*Listing*:
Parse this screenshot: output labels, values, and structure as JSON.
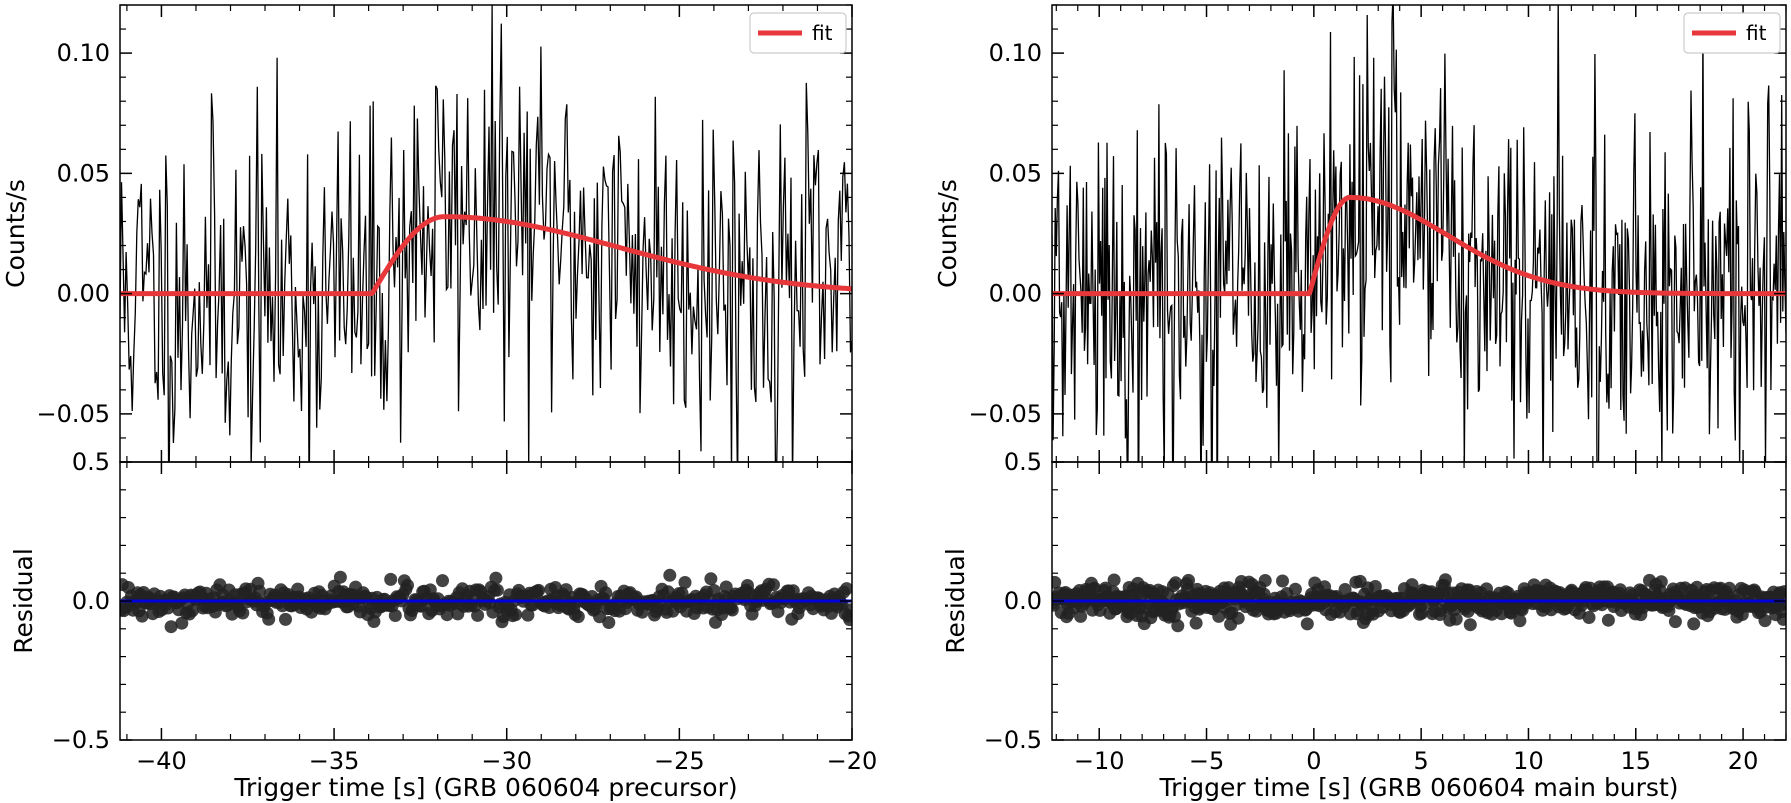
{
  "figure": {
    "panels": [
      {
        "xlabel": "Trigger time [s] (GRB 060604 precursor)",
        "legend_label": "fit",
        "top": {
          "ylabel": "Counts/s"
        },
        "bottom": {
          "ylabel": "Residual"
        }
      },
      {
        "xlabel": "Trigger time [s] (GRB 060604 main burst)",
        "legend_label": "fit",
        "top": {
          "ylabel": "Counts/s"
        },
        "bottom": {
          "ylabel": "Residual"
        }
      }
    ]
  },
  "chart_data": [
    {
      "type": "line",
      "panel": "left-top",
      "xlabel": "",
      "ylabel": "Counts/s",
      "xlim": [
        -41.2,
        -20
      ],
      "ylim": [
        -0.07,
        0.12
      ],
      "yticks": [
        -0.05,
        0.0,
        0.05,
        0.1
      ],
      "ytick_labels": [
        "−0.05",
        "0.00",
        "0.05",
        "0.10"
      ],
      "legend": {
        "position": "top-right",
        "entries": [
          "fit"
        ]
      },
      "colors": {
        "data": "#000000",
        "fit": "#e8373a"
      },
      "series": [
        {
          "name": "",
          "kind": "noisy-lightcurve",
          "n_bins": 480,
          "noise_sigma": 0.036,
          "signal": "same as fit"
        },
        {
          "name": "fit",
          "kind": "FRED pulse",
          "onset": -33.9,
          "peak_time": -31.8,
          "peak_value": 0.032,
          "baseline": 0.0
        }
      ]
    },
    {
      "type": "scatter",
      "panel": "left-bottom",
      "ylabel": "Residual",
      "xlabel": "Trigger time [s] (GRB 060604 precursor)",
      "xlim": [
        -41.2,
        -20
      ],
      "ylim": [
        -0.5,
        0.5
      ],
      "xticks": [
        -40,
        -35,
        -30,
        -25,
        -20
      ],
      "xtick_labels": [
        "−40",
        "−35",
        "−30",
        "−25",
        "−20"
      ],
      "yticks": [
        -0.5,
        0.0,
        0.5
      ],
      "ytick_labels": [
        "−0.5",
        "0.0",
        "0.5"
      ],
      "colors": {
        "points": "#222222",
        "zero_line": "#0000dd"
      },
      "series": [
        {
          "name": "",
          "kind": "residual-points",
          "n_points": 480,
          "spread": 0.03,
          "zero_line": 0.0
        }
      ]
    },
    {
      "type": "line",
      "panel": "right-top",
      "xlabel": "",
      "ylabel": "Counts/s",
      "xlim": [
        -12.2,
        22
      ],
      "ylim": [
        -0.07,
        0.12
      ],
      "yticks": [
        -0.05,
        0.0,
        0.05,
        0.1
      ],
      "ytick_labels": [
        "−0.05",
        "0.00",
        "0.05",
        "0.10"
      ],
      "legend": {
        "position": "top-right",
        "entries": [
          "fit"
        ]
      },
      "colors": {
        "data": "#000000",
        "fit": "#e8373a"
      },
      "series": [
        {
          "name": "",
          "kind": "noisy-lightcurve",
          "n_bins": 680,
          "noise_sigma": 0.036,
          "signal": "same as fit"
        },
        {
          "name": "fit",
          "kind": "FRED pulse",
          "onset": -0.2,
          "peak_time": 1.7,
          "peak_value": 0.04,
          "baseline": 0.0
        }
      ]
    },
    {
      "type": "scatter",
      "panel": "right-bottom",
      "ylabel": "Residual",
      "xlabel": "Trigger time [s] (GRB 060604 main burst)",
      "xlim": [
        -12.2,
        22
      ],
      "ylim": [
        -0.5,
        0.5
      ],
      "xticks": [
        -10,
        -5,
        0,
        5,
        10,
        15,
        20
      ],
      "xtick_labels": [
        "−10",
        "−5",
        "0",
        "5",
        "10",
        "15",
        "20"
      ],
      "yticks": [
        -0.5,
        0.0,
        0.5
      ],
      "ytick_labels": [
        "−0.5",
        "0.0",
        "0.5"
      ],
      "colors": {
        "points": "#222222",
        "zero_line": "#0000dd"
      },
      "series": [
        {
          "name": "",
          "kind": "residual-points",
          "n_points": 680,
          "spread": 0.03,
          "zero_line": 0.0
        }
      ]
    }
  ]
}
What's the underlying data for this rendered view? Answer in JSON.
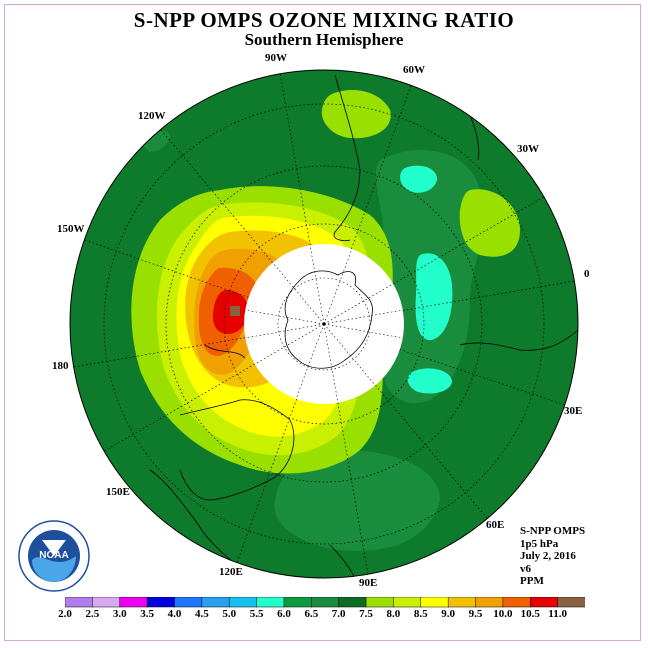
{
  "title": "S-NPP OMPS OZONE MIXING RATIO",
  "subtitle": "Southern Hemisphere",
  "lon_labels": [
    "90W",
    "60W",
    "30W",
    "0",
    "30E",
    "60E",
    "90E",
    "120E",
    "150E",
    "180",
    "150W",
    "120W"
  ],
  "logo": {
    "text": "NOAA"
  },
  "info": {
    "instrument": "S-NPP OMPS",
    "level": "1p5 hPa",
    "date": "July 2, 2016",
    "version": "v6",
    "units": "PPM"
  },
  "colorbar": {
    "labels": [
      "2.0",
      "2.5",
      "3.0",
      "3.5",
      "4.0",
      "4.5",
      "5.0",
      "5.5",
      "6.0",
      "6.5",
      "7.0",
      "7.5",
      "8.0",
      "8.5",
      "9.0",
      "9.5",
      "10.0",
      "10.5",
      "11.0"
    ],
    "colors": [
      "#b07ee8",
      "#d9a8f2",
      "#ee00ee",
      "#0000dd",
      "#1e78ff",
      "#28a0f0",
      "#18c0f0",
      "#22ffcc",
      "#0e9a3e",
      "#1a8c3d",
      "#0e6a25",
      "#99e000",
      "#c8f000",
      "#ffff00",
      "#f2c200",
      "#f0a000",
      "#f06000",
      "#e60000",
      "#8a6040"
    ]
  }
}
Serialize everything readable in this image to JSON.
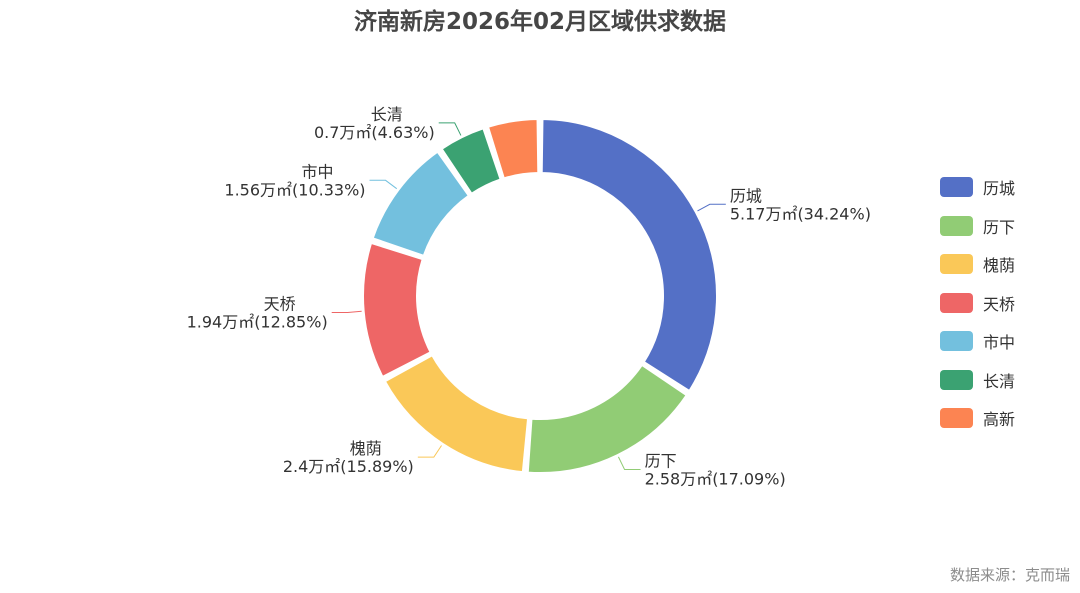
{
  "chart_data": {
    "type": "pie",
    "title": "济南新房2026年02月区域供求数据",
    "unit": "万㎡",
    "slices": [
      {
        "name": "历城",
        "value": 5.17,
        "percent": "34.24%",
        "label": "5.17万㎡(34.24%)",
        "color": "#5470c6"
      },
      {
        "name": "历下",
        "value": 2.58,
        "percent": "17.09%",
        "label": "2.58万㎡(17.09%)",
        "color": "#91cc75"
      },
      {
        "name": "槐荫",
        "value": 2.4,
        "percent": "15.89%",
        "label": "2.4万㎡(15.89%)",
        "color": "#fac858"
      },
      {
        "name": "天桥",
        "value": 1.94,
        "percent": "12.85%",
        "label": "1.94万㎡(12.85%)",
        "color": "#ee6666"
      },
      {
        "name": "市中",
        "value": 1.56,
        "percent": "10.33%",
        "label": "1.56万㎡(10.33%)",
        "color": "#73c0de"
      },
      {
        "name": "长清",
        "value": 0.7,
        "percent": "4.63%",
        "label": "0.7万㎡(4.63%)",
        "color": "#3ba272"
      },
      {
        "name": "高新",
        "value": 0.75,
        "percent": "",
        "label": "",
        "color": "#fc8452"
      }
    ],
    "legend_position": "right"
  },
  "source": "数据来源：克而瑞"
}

*Set exercise*:
Scan the listing above and identify each line holding the string "percent"; copy every such line.

*Full answer*:
        "percent": "34.24%",
        "percent": "17.09%",
        "percent": "15.89%",
        "percent": "12.85%",
        "percent": "10.33%",
        "percent": "4.63%",
        "percent": "",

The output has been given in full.